___ Material shown ___
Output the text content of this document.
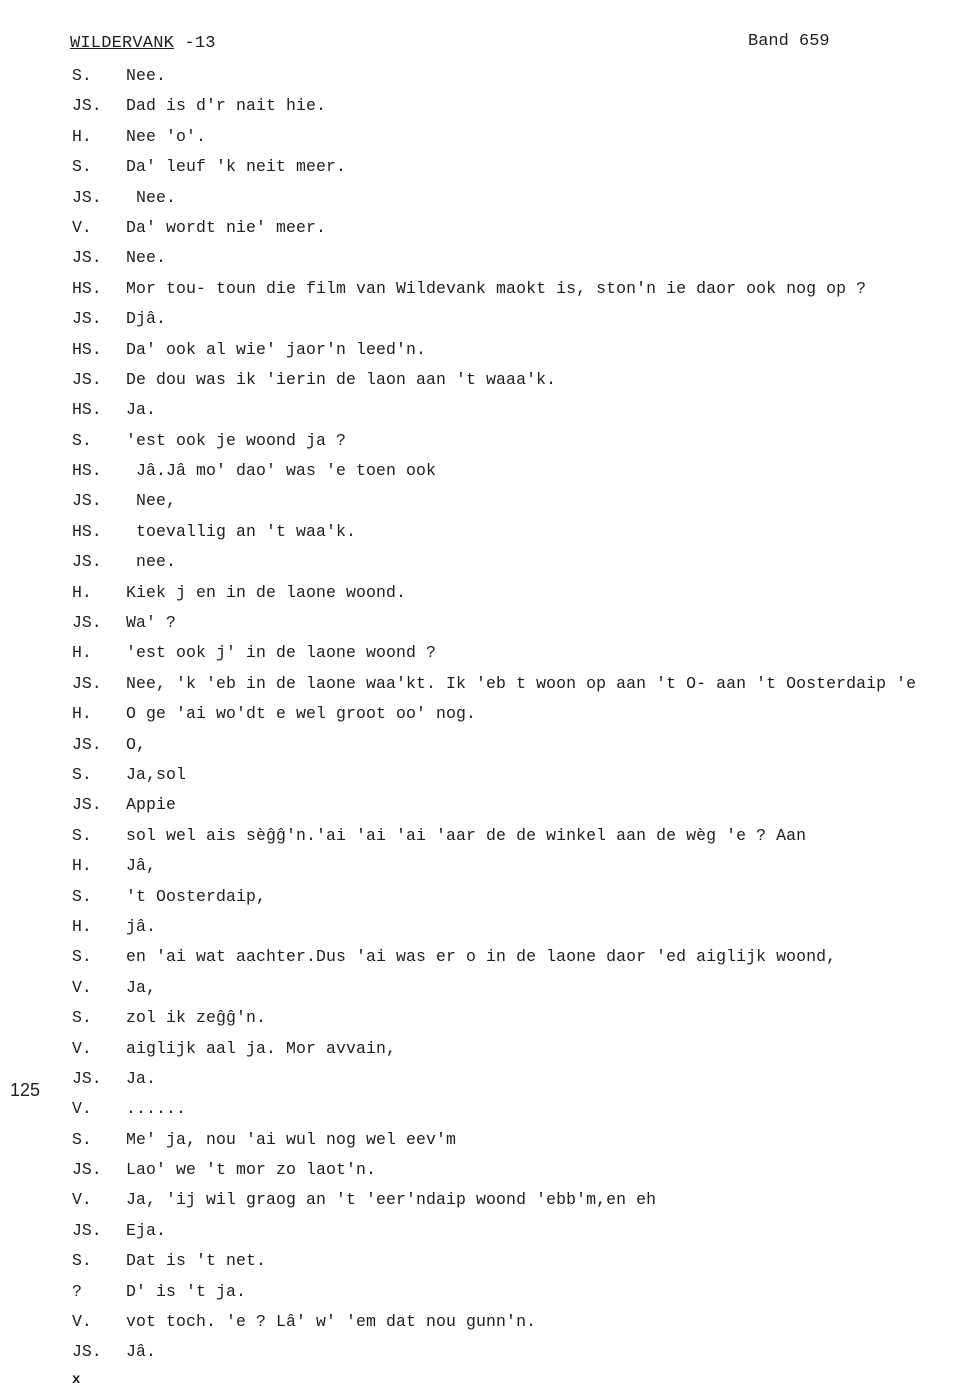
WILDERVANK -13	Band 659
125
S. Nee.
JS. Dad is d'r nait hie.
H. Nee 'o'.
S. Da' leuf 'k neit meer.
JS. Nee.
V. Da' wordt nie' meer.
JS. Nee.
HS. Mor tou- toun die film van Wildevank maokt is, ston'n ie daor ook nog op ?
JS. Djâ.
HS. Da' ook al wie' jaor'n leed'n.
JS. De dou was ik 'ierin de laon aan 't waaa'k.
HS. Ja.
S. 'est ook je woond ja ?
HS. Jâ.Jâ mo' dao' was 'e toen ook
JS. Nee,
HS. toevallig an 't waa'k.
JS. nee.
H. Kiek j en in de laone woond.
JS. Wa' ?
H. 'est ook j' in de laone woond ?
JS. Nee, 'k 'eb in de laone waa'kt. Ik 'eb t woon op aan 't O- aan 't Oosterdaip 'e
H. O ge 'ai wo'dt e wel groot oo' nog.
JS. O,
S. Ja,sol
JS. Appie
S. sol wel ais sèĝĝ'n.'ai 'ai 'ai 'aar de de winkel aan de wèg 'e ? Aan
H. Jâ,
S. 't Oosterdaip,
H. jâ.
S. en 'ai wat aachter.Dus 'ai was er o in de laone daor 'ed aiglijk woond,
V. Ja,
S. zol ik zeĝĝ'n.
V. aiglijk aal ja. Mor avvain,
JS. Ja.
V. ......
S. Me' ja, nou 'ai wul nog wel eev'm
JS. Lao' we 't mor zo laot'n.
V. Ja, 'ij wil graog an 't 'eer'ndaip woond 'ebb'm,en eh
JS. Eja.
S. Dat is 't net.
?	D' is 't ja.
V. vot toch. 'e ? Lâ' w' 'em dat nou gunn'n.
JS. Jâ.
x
___
**Aim of the task**.
Scan the entries above and work out how many lines include the word "Oosterdaip"; the reply is that number alone.

**Output**.
2